Give back the whole listing verbatim, printing none of its pictures.

----

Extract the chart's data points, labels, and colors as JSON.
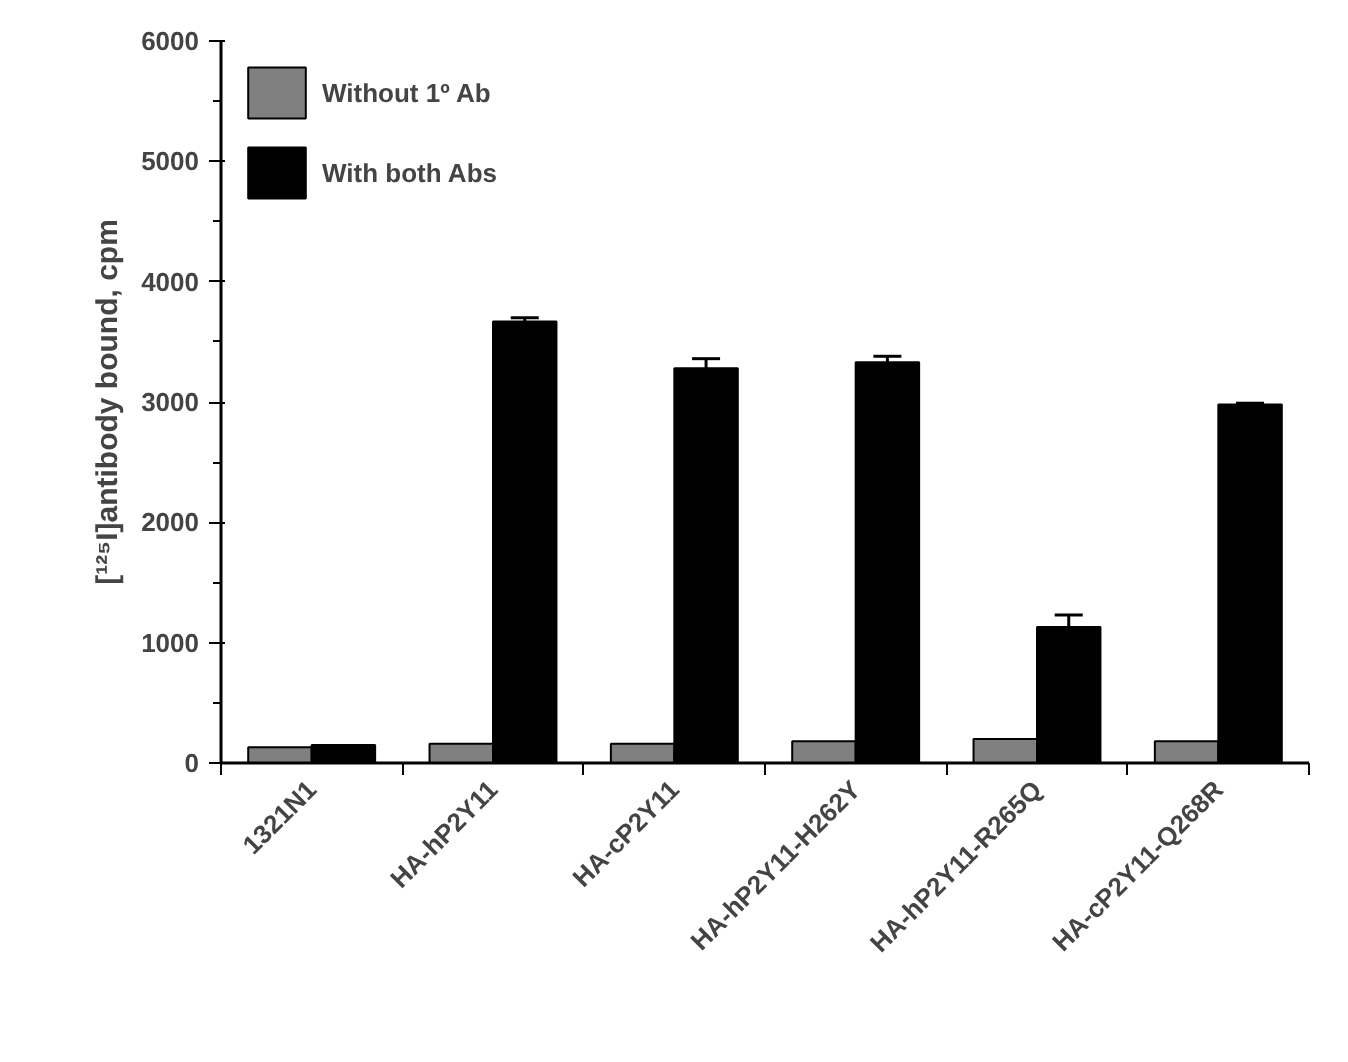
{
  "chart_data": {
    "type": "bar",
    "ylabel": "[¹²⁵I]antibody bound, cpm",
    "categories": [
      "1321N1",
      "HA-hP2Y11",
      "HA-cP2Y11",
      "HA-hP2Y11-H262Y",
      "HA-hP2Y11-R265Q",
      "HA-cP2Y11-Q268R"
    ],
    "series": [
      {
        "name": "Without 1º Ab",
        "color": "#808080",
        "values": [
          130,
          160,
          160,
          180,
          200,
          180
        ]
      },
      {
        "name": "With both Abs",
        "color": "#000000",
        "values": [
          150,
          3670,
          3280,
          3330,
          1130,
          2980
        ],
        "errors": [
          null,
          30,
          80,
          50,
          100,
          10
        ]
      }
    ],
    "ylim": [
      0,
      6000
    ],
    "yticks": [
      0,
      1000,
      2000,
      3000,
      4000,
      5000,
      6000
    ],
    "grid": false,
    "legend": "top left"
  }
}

----

→ **PROBLEM SOLUTION**:
Extract the chart's data points, labels, and colors as JSON.
{
  "chart_data": {
    "type": "bar",
    "ylabel": "[¹²⁵I]antibody bound, cpm",
    "categories": [
      "1321N1",
      "HA-hP2Y11",
      "HA-cP2Y11",
      "HA-hP2Y11-H262Y",
      "HA-hP2Y11-R265Q",
      "HA-cP2Y11-Q268R"
    ],
    "series": [
      {
        "name": "Without 1º Ab",
        "color": "#808080",
        "values": [
          130,
          160,
          160,
          180,
          200,
          180
        ]
      },
      {
        "name": "With both Abs",
        "color": "#000000",
        "values": [
          150,
          3670,
          3280,
          3330,
          1130,
          2980
        ],
        "errors": [
          null,
          30,
          80,
          50,
          100,
          10
        ]
      }
    ],
    "ylim": [
      0,
      6000
    ],
    "yticks": [
      0,
      1000,
      2000,
      3000,
      4000,
      5000,
      6000
    ],
    "grid": false,
    "legend": "top left"
  }
}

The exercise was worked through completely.